* [REQUIRED TASK]: Which lines hold the word "JSON"? Copy each one.

— Start of INFORMATION SUPPLIED —

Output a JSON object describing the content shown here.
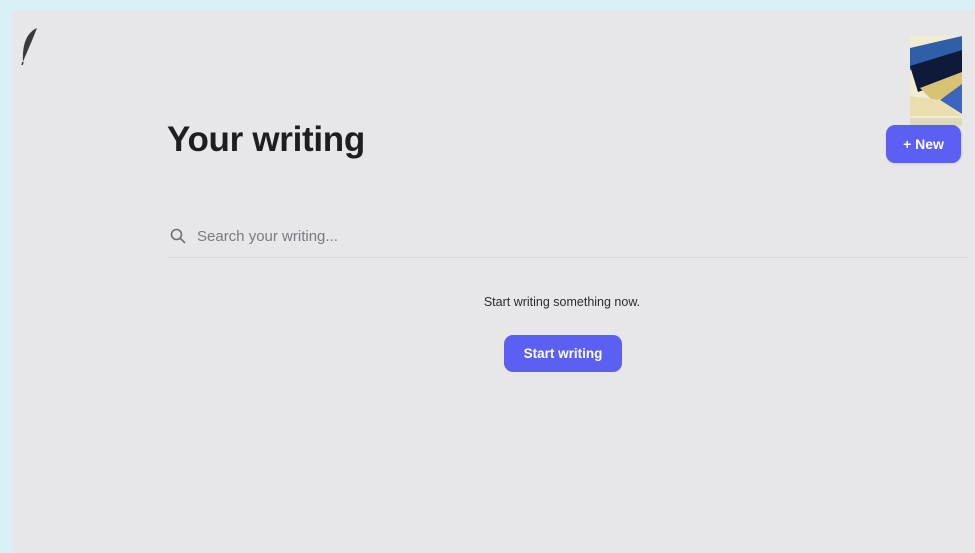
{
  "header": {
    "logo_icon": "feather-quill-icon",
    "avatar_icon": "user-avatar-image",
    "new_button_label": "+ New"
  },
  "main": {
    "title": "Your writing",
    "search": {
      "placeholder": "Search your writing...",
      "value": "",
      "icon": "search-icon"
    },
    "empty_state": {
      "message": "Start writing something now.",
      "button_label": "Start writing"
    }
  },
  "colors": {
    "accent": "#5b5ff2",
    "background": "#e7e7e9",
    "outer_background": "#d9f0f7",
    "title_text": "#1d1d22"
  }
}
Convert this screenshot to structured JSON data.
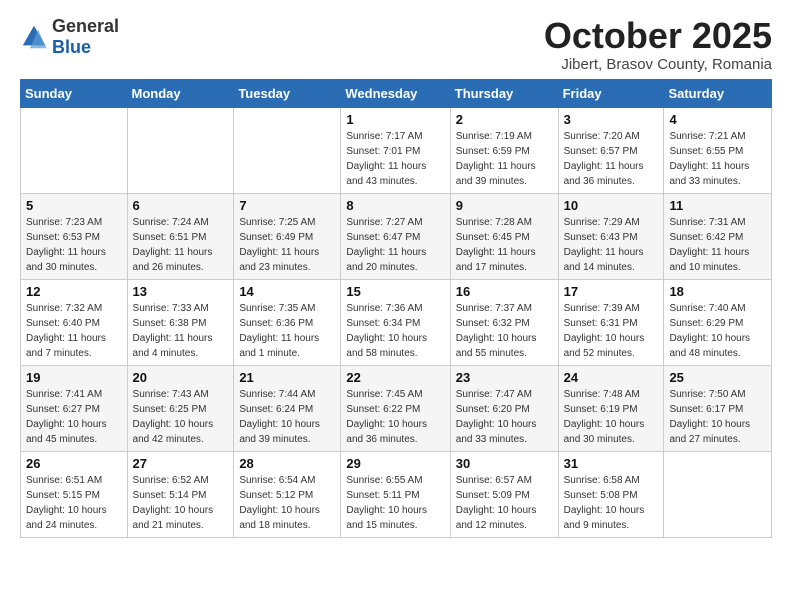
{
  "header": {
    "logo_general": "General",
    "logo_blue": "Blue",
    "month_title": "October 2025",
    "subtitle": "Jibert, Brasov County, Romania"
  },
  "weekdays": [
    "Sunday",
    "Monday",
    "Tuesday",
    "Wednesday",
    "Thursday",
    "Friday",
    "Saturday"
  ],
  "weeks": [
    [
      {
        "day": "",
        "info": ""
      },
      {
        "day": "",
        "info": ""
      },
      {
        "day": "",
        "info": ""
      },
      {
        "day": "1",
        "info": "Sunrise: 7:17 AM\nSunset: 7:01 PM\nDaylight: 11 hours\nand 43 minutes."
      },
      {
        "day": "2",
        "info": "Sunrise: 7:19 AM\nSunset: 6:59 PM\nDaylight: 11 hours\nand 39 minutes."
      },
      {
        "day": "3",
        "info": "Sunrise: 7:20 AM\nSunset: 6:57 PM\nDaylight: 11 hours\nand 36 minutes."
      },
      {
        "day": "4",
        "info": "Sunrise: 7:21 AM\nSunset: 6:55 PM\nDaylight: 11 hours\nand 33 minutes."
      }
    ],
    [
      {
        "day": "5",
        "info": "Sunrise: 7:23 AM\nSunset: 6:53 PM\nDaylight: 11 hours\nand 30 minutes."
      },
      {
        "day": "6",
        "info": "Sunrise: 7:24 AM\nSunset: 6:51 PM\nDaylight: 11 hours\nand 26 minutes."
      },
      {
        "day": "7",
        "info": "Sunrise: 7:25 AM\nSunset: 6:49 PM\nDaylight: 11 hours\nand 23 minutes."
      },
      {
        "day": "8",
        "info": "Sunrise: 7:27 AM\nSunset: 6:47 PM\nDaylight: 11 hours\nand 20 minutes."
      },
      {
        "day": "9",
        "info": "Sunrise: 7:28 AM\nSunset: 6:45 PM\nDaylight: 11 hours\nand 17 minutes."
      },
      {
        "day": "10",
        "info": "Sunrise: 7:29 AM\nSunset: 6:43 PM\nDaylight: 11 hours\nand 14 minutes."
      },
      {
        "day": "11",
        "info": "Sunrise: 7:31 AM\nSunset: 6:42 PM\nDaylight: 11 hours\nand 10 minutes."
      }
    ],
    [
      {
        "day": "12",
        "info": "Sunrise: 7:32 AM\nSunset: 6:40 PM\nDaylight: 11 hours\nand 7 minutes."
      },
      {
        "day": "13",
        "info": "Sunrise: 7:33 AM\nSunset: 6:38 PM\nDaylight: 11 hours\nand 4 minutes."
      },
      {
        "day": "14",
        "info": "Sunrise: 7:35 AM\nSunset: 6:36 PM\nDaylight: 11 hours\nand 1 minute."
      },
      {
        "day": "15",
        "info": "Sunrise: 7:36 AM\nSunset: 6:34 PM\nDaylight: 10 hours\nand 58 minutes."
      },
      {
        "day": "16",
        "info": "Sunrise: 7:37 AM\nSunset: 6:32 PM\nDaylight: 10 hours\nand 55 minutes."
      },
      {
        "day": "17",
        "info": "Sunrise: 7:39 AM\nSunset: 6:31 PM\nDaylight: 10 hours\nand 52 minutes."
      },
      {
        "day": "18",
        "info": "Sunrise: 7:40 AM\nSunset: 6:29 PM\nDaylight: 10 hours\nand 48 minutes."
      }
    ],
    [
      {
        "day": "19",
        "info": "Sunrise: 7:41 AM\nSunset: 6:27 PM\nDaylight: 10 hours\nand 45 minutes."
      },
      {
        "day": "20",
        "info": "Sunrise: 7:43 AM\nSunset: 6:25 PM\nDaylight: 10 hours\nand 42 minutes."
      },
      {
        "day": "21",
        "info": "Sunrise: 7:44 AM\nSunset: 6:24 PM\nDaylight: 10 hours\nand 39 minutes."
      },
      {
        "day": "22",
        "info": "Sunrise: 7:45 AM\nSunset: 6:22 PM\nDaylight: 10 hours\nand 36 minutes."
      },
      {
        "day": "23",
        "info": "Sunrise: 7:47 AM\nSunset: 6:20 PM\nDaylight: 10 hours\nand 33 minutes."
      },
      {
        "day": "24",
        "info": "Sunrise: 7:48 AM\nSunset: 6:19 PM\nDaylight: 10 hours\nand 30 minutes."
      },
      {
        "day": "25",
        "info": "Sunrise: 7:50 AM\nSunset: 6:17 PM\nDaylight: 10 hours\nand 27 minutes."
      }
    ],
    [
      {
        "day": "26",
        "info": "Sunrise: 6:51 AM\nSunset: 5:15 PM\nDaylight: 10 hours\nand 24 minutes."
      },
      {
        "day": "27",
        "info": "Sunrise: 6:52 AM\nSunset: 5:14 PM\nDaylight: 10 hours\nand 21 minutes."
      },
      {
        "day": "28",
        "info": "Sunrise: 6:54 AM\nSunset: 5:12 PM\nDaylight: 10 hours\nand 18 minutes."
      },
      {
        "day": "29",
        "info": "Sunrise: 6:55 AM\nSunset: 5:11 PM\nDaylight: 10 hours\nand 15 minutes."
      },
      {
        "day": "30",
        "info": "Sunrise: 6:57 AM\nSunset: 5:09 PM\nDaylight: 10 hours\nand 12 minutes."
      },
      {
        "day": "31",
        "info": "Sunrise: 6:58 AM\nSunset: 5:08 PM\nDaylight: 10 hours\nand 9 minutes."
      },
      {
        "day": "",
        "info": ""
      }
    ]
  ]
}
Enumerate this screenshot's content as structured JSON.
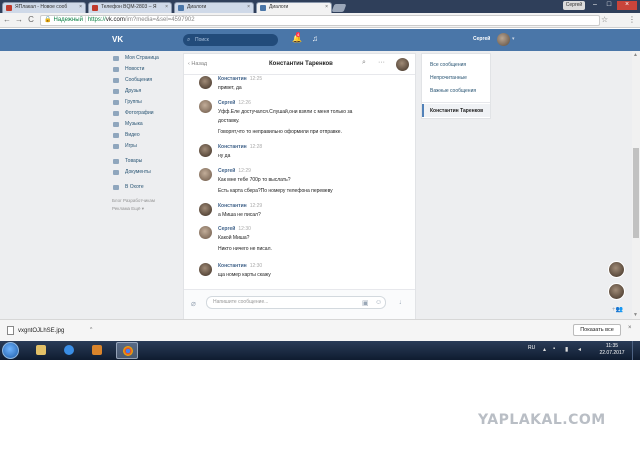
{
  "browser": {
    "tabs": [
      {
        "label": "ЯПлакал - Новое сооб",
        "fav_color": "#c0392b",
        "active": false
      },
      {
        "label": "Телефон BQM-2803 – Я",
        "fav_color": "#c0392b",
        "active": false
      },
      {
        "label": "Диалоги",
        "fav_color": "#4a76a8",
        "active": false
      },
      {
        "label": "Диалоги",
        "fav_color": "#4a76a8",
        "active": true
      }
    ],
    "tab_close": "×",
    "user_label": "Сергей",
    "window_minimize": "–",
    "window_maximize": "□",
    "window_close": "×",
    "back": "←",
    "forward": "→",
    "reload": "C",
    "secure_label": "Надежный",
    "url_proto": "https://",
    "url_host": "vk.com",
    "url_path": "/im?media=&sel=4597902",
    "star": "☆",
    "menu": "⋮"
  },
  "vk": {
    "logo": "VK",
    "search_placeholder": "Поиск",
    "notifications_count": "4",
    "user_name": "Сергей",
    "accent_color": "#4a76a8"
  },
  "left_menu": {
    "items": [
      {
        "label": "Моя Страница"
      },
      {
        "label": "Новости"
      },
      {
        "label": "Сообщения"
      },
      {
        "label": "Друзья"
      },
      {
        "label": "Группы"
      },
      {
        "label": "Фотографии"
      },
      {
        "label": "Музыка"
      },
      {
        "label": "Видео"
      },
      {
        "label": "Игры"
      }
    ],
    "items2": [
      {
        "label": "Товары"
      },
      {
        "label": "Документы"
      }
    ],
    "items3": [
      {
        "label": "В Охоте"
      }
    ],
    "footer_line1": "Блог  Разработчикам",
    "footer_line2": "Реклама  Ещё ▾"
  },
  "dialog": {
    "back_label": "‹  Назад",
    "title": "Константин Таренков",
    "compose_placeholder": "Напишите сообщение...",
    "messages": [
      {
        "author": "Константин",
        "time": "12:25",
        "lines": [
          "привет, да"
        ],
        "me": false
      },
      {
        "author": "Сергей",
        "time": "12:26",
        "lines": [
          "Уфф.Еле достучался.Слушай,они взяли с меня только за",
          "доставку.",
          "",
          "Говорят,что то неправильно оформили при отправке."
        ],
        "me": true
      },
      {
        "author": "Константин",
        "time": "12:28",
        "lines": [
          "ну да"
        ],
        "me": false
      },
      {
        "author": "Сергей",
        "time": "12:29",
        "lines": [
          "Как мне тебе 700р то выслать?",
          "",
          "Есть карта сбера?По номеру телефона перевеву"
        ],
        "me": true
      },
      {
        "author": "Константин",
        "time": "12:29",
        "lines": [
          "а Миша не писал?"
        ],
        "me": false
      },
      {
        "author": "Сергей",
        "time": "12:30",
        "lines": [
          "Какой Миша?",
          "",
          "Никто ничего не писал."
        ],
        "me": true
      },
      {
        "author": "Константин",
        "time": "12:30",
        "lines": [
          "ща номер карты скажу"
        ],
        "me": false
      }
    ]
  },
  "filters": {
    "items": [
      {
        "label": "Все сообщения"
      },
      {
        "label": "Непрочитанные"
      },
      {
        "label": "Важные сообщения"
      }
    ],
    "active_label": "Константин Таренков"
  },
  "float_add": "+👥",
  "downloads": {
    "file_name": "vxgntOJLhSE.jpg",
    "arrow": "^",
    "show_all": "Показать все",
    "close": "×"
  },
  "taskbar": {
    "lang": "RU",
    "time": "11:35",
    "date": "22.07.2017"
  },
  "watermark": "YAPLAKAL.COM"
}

— End of INFORMATION SUPPLIED —

* [FULL OUTPUT]:
Output a JSON object describing the content shown here.
Convert this screenshot to structured JSON data.
Enumerate this screenshot's content as structured JSON.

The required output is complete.